Copy all lines in which the word "underweight" can be found.

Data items
========================================

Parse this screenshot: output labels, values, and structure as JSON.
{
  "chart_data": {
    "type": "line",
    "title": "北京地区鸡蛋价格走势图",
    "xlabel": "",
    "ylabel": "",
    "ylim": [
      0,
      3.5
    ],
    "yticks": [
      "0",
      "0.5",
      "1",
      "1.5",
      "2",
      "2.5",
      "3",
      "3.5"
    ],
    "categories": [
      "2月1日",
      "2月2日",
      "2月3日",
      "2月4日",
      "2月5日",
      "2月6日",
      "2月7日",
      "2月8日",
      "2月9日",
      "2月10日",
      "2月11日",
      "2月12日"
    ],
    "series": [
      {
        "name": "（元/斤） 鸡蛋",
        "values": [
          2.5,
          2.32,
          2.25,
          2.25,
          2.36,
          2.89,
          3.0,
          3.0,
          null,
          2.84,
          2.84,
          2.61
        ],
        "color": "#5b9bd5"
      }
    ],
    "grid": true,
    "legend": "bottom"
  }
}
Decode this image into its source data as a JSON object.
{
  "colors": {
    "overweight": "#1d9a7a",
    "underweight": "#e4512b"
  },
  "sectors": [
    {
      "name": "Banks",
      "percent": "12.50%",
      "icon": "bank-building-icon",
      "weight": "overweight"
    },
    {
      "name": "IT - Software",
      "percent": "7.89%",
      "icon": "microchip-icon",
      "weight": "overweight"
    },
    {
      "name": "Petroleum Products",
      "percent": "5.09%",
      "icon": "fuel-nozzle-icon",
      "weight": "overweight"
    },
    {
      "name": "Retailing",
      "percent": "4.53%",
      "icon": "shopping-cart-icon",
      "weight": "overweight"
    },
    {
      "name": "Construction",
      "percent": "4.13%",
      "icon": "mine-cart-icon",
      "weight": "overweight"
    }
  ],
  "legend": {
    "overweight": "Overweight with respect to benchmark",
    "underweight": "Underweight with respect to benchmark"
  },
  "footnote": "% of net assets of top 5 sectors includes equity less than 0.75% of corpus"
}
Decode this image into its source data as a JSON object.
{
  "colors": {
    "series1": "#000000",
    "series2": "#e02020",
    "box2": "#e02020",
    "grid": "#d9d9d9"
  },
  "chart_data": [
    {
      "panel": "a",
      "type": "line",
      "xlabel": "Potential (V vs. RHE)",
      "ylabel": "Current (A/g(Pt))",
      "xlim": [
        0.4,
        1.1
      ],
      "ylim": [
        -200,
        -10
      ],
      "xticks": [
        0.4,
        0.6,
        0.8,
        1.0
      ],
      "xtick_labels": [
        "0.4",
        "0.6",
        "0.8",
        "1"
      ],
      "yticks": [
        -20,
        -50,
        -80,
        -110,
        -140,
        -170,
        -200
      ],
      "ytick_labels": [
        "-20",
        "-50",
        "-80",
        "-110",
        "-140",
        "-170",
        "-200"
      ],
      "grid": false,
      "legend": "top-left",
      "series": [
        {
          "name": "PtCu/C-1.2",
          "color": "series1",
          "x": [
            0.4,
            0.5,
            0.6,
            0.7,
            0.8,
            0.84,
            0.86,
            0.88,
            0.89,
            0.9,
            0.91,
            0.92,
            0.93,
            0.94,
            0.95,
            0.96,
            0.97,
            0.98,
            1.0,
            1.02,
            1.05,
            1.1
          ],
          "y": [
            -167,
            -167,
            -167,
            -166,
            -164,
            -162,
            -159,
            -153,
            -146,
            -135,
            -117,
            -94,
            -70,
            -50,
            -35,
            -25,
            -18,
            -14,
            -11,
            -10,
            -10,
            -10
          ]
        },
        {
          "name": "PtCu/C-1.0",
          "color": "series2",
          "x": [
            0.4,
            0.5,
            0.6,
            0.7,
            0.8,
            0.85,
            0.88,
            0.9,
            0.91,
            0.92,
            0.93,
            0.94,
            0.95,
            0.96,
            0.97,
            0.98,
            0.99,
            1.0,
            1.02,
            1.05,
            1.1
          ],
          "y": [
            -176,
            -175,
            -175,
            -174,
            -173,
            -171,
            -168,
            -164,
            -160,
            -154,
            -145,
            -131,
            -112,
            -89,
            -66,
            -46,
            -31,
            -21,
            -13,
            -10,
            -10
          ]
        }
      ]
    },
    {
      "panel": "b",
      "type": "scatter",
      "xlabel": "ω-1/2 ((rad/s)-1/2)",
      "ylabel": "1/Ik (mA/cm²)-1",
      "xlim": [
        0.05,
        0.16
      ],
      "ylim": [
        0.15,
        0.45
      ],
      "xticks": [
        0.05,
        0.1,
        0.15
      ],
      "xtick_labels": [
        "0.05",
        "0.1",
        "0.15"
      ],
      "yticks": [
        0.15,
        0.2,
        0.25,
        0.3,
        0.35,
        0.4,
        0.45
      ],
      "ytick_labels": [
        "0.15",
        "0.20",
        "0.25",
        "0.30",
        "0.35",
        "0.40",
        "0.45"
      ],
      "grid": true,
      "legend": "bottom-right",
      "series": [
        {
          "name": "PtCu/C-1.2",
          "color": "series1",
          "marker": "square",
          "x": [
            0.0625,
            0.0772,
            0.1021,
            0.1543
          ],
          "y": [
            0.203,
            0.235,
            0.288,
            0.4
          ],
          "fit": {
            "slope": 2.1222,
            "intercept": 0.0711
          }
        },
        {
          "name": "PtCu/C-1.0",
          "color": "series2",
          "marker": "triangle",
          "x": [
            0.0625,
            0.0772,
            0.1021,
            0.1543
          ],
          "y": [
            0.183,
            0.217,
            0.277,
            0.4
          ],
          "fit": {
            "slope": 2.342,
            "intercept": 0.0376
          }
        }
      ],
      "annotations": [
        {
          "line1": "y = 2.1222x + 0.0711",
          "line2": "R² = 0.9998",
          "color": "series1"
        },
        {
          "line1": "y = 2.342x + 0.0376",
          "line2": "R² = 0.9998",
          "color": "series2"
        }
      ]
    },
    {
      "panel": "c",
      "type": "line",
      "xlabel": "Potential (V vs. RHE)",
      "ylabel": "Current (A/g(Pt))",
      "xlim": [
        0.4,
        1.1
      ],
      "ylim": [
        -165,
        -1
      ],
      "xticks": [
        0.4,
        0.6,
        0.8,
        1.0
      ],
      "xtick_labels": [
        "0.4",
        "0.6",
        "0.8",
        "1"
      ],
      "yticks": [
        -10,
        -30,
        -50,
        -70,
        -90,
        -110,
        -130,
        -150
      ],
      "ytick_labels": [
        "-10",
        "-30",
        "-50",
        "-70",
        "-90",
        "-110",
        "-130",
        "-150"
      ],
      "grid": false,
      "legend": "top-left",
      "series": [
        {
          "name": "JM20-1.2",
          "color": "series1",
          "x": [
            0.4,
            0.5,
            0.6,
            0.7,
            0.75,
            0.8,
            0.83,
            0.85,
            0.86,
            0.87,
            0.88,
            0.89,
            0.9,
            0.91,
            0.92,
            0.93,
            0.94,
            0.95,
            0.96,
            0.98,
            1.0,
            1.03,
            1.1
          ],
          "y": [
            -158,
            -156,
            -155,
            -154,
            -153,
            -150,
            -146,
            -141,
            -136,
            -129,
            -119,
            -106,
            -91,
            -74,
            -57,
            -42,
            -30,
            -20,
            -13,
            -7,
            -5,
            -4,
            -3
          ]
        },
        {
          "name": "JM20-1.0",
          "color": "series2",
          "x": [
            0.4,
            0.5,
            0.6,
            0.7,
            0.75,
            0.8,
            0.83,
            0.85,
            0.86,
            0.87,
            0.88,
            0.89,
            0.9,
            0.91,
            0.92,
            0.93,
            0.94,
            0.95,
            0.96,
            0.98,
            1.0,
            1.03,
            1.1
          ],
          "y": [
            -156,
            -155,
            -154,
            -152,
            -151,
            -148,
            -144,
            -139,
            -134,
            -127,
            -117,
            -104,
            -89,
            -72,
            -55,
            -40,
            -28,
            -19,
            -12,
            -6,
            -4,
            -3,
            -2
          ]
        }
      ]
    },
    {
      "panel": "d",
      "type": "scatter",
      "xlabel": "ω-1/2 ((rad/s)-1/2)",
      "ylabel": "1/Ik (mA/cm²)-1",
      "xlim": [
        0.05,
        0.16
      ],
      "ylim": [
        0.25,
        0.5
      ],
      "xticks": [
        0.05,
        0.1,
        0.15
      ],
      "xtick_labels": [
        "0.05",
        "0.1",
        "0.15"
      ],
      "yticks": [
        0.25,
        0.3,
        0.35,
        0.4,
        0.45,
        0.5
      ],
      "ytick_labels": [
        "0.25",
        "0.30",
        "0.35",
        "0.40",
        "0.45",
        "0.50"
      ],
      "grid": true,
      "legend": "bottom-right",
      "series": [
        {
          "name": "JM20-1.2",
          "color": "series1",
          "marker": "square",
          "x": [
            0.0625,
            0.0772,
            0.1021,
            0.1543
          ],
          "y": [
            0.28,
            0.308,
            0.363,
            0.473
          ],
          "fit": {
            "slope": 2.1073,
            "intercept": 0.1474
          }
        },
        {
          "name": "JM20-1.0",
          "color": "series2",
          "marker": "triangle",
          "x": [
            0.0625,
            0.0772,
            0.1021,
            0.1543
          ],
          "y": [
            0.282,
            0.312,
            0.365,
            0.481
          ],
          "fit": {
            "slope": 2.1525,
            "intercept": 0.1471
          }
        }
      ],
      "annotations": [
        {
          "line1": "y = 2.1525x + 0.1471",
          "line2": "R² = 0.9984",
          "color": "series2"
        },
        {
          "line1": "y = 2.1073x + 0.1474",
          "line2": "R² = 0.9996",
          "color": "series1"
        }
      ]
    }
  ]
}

========================================

Task output:
    "underweight": "#e4512b"
    "underweight": "Underweight with respect to benchmark"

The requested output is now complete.